● PROBLEM: Extract the records in full, leaving every picture out.

Dataset items
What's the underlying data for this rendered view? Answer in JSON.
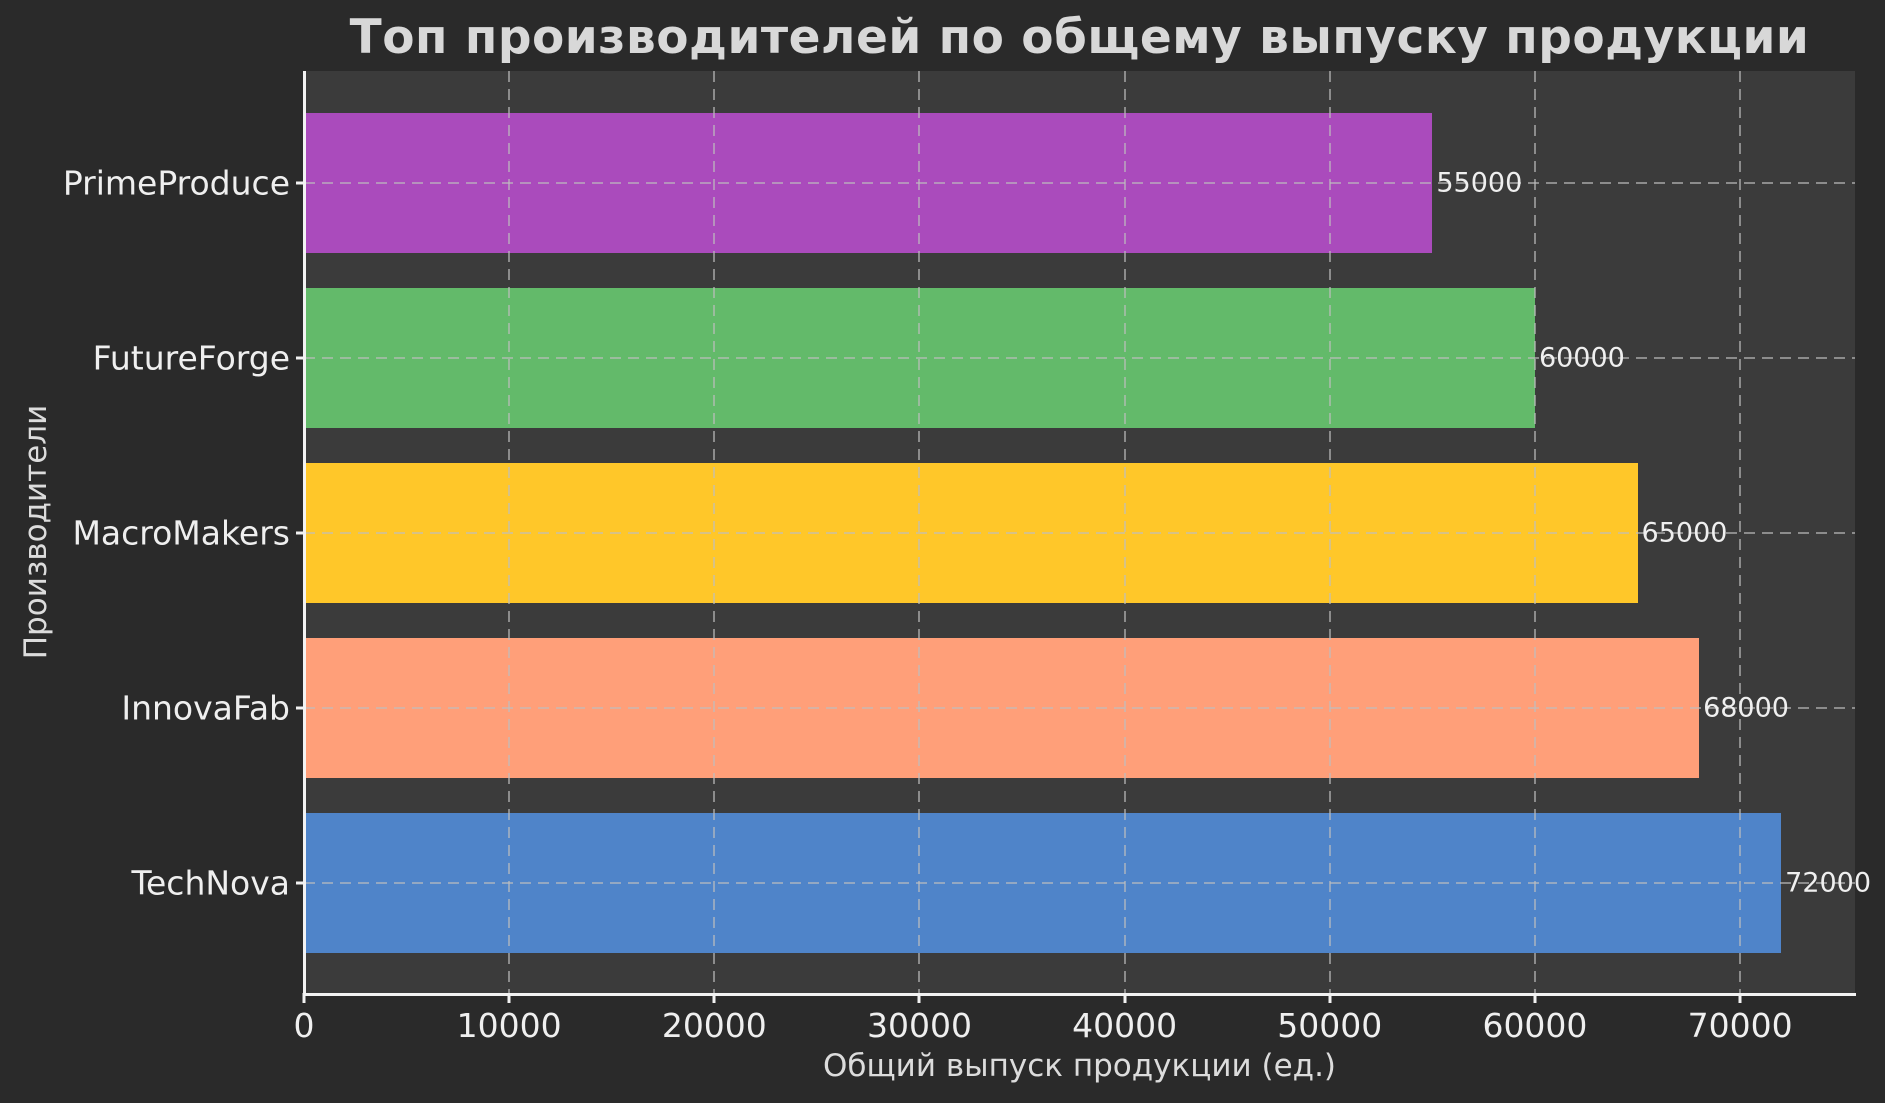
{
  "figure": {
    "background": "#2a2a2a",
    "axes_background": "#3b3b3b"
  },
  "chart_data": {
    "type": "bar",
    "orientation": "horizontal",
    "title": "Топ производителей по общему выпуску продукции",
    "xlabel": "Общий выпуск продукции (ед.)",
    "ylabel": "Производители",
    "categories_top_to_bottom": [
      "PrimeProduce",
      "FutureForge",
      "MacroMakers",
      "InnovaFab",
      "TechNova"
    ],
    "values": [
      55000,
      60000,
      65000,
      68000,
      72000
    ],
    "value_labels": [
      "55000",
      "60000",
      "65000",
      "68000",
      "72000"
    ],
    "bar_colors": [
      "#aa4bbc",
      "#63ba6a",
      "#ffc729",
      "#ff9f79",
      "#4f84c9"
    ],
    "xlim": [
      0,
      75600
    ],
    "xticks": [
      0,
      10000,
      20000,
      30000,
      40000,
      50000,
      60000,
      70000
    ],
    "grid": true,
    "grid_linestyle": "dashed",
    "legend": "none",
    "text_color": "#efefef",
    "title_color": "#d8d8d8",
    "spine_color": "#f2f2f2",
    "grid_color": "#8a8a8a"
  }
}
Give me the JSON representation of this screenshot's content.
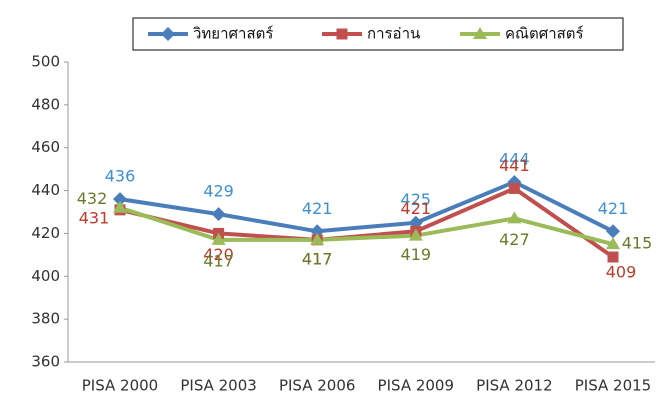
{
  "chart_data": {
    "type": "line",
    "categories": [
      "PISA 2000",
      "PISA 2003",
      "PISA 2006",
      "PISA 2009",
      "PISA 2012",
      "PISA 2015"
    ],
    "series": [
      {
        "name": "วิทยาศาสตร์",
        "color": "#4a7ebb",
        "marker": "diamond",
        "values": [
          436,
          429,
          421,
          425,
          444,
          421
        ]
      },
      {
        "name": "การอ่าน",
        "color": "#c0504d",
        "marker": "square",
        "values": [
          431,
          420,
          417,
          421,
          441,
          409
        ]
      },
      {
        "name": "คณิตศาสตร์",
        "color": "#9bbb59",
        "marker": "triangle",
        "values": [
          432,
          417,
          417,
          419,
          427,
          415
        ]
      }
    ],
    "ylim": [
      360,
      500
    ],
    "yticks": [
      360,
      380,
      400,
      420,
      440,
      460,
      480,
      500
    ],
    "grid": false,
    "legend": "top"
  }
}
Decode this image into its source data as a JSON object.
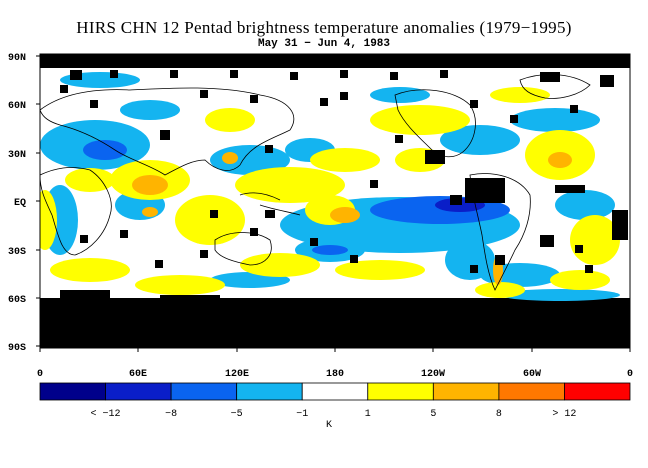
{
  "title": "HIRS CHN 12 Pentad brightness temperature anomalies (1979−1995)",
  "subtitle": "May 31 − Jun 4, 1983",
  "lat_labels": [
    "90N",
    "60N",
    "30N",
    "EQ",
    "30S",
    "60S",
    "90S"
  ],
  "lon_labels": [
    "0",
    "60E",
    "120E",
    "180",
    "120W",
    "60W",
    "0"
  ],
  "colorbar": {
    "unit": "K",
    "labels": [
      "< −12",
      "−8",
      "−5",
      "−1",
      "1",
      "5",
      "8",
      "> 12"
    ],
    "colors": [
      "#00008b",
      "#0a1ec8",
      "#0a64f0",
      "#14b4f0",
      "#ffffff",
      "#ffff00",
      "#ffb400",
      "#ff7800",
      "#ff0000"
    ]
  },
  "colors": {
    "no_data": "#000000",
    "land_outline": "#000000"
  }
}
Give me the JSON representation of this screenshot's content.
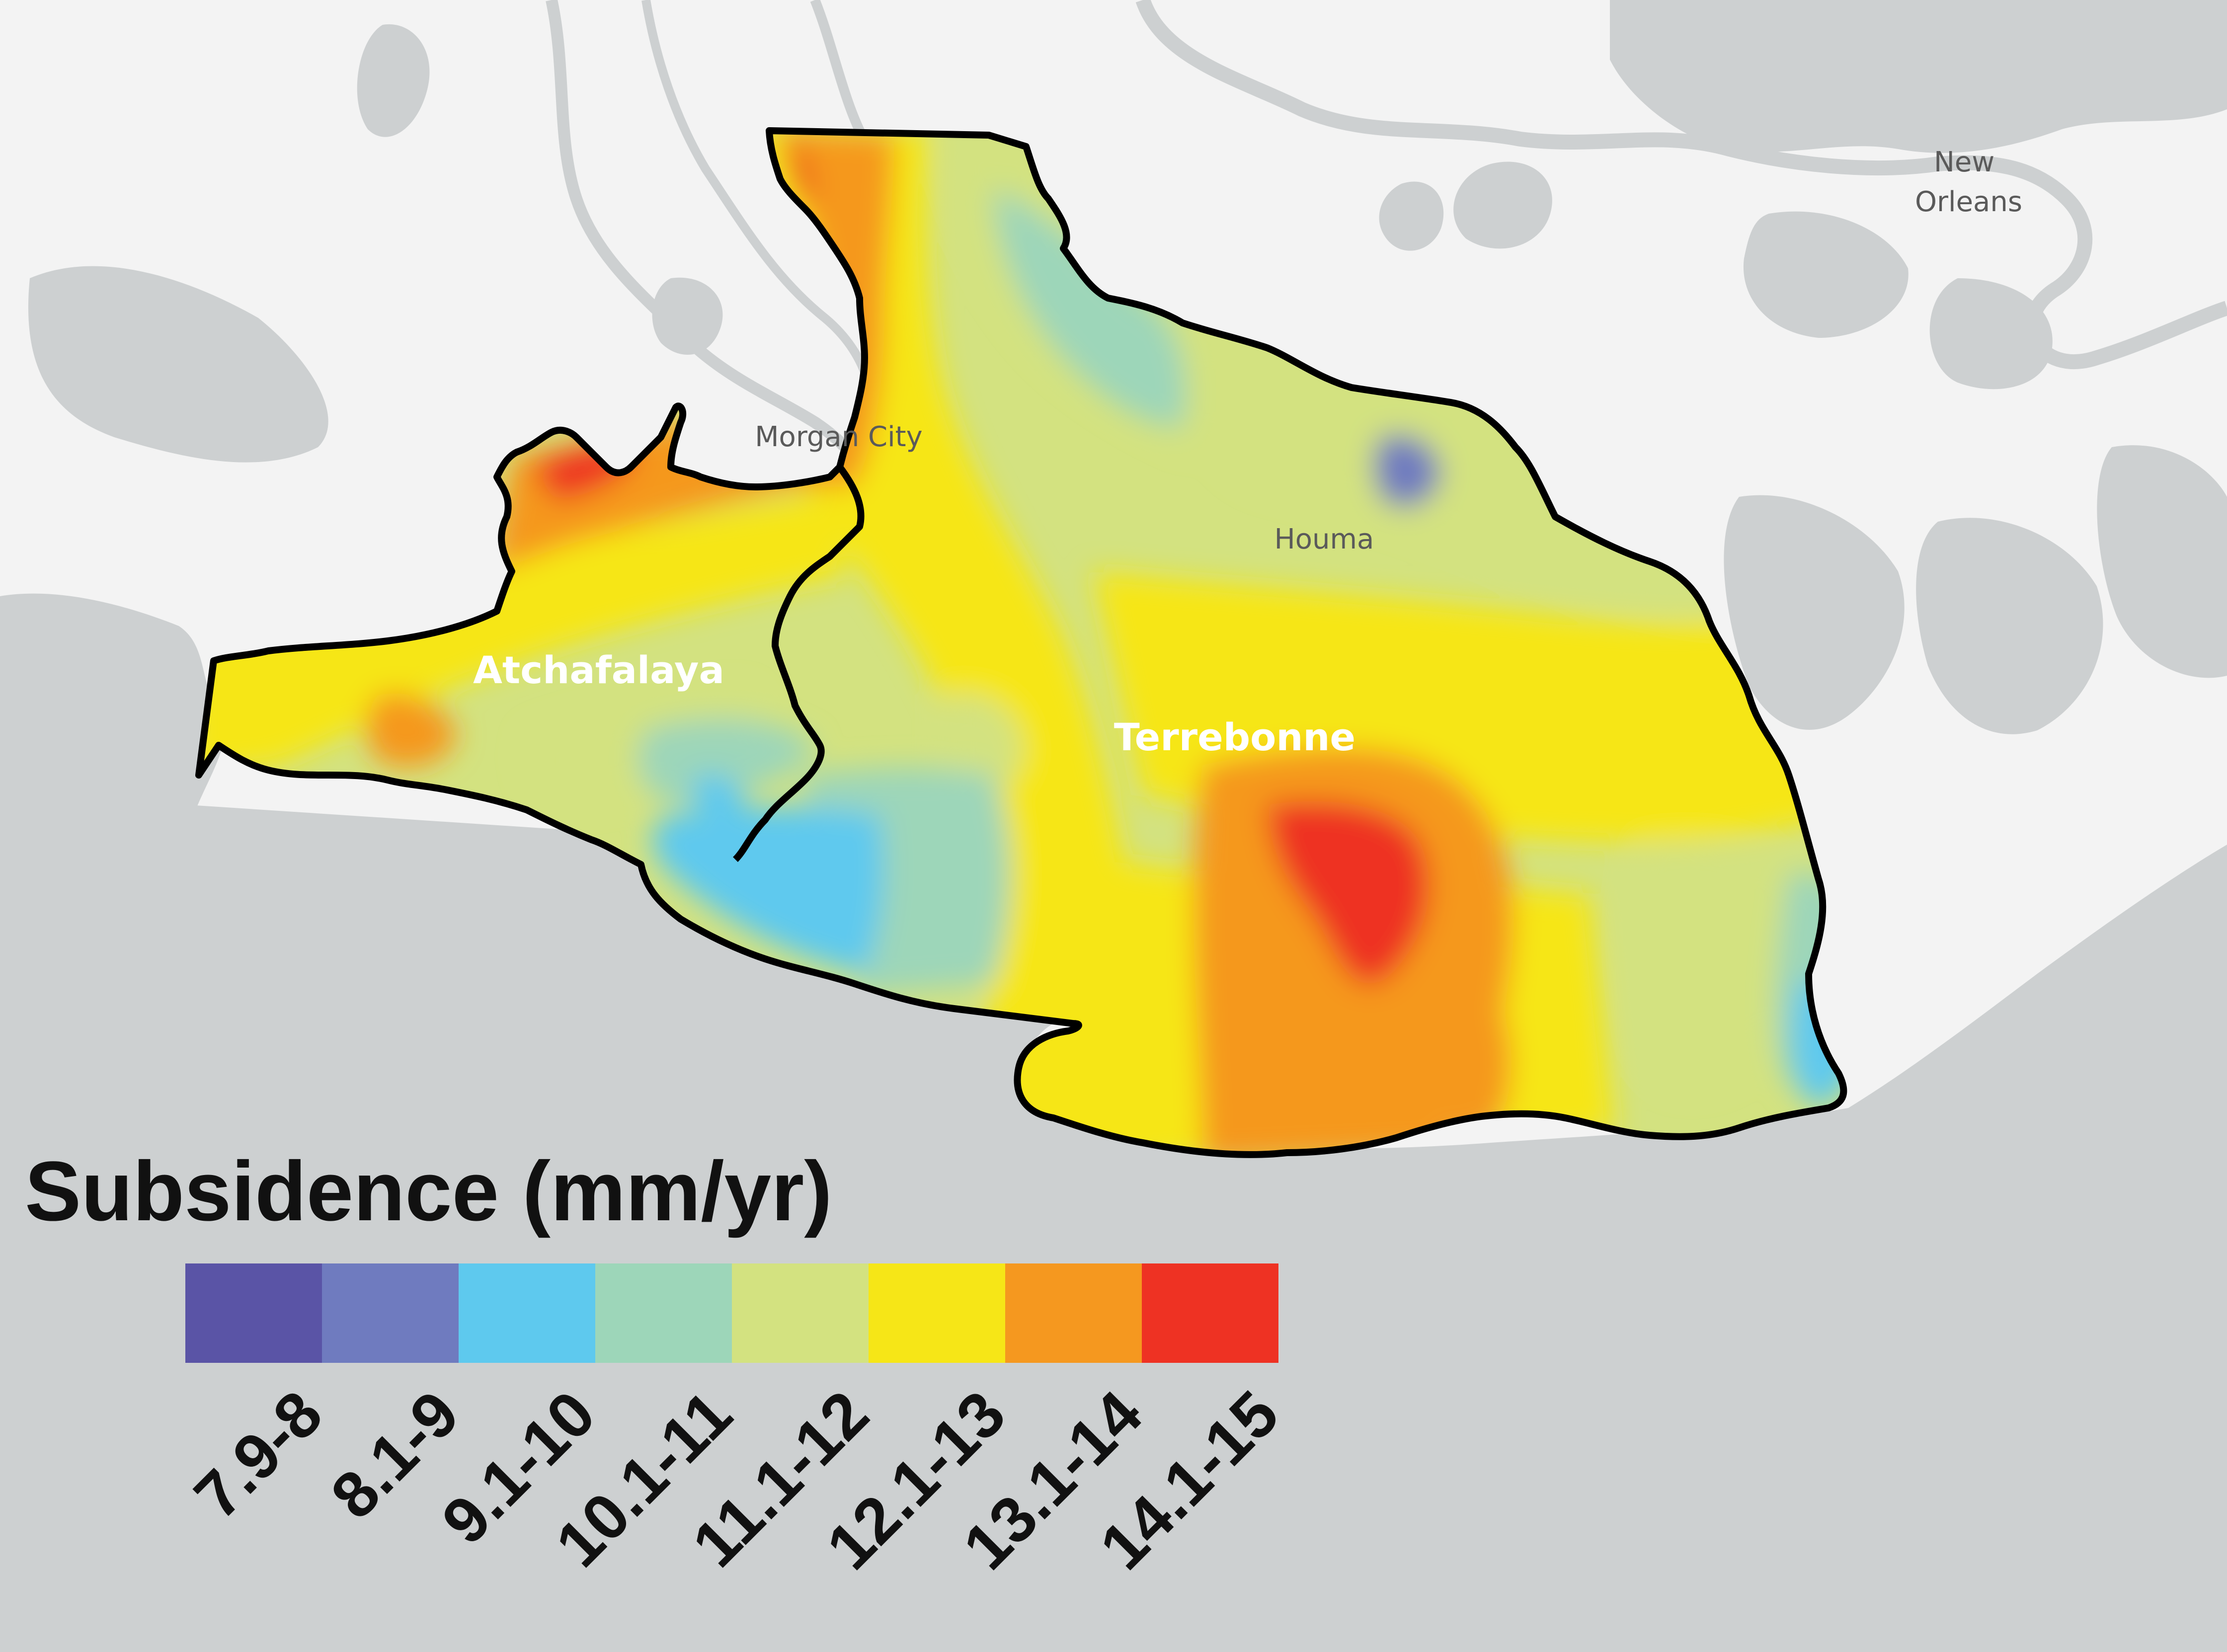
{
  "map": {
    "places": [
      {
        "key": "new-orleans",
        "lines": [
          "New",
          "Orleans"
        ]
      },
      {
        "key": "morgan-city",
        "lines": [
          "Morgan City"
        ]
      },
      {
        "key": "houma",
        "lines": [
          "Houma"
        ]
      }
    ],
    "basins": [
      {
        "key": "atchafalaya",
        "label": "Atchafalaya"
      },
      {
        "key": "terrebonne",
        "label": "Terrebonne"
      }
    ]
  },
  "legend": {
    "title": "Subsidence (mm/yr)",
    "classes": [
      {
        "label": "7.9-8",
        "color": "#5a54a6"
      },
      {
        "label": "8.1-9",
        "color": "#6f7bbf"
      },
      {
        "label": "9.1-10",
        "color": "#5ec9ee"
      },
      {
        "label": "10.1-11",
        "color": "#9dd6b9"
      },
      {
        "label": "11.1-12",
        "color": "#d3e280"
      },
      {
        "label": "12.1-13",
        "color": "#f6e617"
      },
      {
        "label": "13.1-14",
        "color": "#f5981f"
      },
      {
        "label": "14.1-15",
        "color": "#ee3223"
      }
    ]
  },
  "colors": {
    "land": "#f3f3f3",
    "water": "#cdd0d1",
    "outline": "#000000"
  }
}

● RESULT:
What's the underlying data for this rendered view? Answer in JSON.
{
  "figure": {
    "background": "#2a2a2a",
    "axes_background": "#3b3b3b"
  },
  "chart_data": {
    "type": "bar",
    "orientation": "horizontal",
    "title": "Топ производителей по общему выпуску продукции",
    "xlabel": "Общий выпуск продукции (ед.)",
    "ylabel": "Производители",
    "categories_top_to_bottom": [
      "PrimeProduce",
      "FutureForge",
      "MacroMakers",
      "InnovaFab",
      "TechNova"
    ],
    "values": [
      55000,
      60000,
      65000,
      68000,
      72000
    ],
    "value_labels": [
      "55000",
      "60000",
      "65000",
      "68000",
      "72000"
    ],
    "bar_colors": [
      "#aa4bbc",
      "#63ba6a",
      "#ffc729",
      "#ff9f79",
      "#4f84c9"
    ],
    "xlim": [
      0,
      75600
    ],
    "xticks": [
      0,
      10000,
      20000,
      30000,
      40000,
      50000,
      60000,
      70000
    ],
    "grid": true,
    "grid_linestyle": "dashed",
    "legend": "none",
    "text_color": "#efefef",
    "title_color": "#d8d8d8",
    "spine_color": "#f2f2f2",
    "grid_color": "#8a8a8a"
  }
}
Give me the JSON representation of this screenshot's content.
{
  "chart_data": {
    "type": "line",
    "categories": [
      "PISA 2000",
      "PISA 2003",
      "PISA 2006",
      "PISA 2009",
      "PISA 2012",
      "PISA 2015"
    ],
    "series": [
      {
        "name": "วิทยาศาสตร์",
        "color": "#4a7ebb",
        "marker": "diamond",
        "values": [
          436,
          429,
          421,
          425,
          444,
          421
        ]
      },
      {
        "name": "การอ่าน",
        "color": "#c0504d",
        "marker": "square",
        "values": [
          431,
          420,
          417,
          421,
          441,
          409
        ]
      },
      {
        "name": "คณิตศาสตร์",
        "color": "#9bbb59",
        "marker": "triangle",
        "values": [
          432,
          417,
          417,
          419,
          427,
          415
        ]
      }
    ],
    "ylim": [
      360,
      500
    ],
    "yticks": [
      360,
      380,
      400,
      420,
      440,
      460,
      480,
      500
    ],
    "grid": false,
    "legend": "top"
  }
}
Decode this image into its source data as a JSON object.
{
  "title": "HIRS CHN 12 Pentad brightness temperature anomalies (1979−1995)",
  "subtitle": "May 31 − Jun 4, 1983",
  "lat_labels": [
    "90N",
    "60N",
    "30N",
    "EQ",
    "30S",
    "60S",
    "90S"
  ],
  "lon_labels": [
    "0",
    "60E",
    "120E",
    "180",
    "120W",
    "60W",
    "0"
  ],
  "colorbar": {
    "unit": "K",
    "labels": [
      "< −12",
      "−8",
      "−5",
      "−1",
      "1",
      "5",
      "8",
      "> 12"
    ],
    "colors": [
      "#00008b",
      "#0a1ec8",
      "#0a64f0",
      "#14b4f0",
      "#ffffff",
      "#ffff00",
      "#ffb400",
      "#ff7800",
      "#ff0000"
    ]
  },
  "colors": {
    "no_data": "#000000",
    "land_outline": "#000000"
  }
}
Give me the JSON representation of this screenshot's content.
{
  "map": {
    "places": [
      {
        "key": "new-orleans",
        "lines": [
          "New",
          "Orleans"
        ]
      },
      {
        "key": "morgan-city",
        "lines": [
          "Morgan City"
        ]
      },
      {
        "key": "houma",
        "lines": [
          "Houma"
        ]
      }
    ],
    "basins": [
      {
        "key": "atchafalaya",
        "label": "Atchafalaya"
      },
      {
        "key": "terrebonne",
        "label": "Terrebonne"
      }
    ]
  },
  "legend": {
    "title": "Subsidence (mm/yr)",
    "classes": [
      {
        "label": "7.9-8",
        "color": "#5a54a6"
      },
      {
        "label": "8.1-9",
        "color": "#6f7bbf"
      },
      {
        "label": "9.1-10",
        "color": "#5ec9ee"
      },
      {
        "label": "10.1-11",
        "color": "#9dd6b9"
      },
      {
        "label": "11.1-12",
        "color": "#d3e280"
      },
      {
        "label": "12.1-13",
        "color": "#f6e617"
      },
      {
        "label": "13.1-14",
        "color": "#f5981f"
      },
      {
        "label": "14.1-15",
        "color": "#ee3223"
      }
    ]
  },
  "colors": {
    "land": "#f3f3f3",
    "water": "#cdd0d1",
    "outline": "#000000"
  }
}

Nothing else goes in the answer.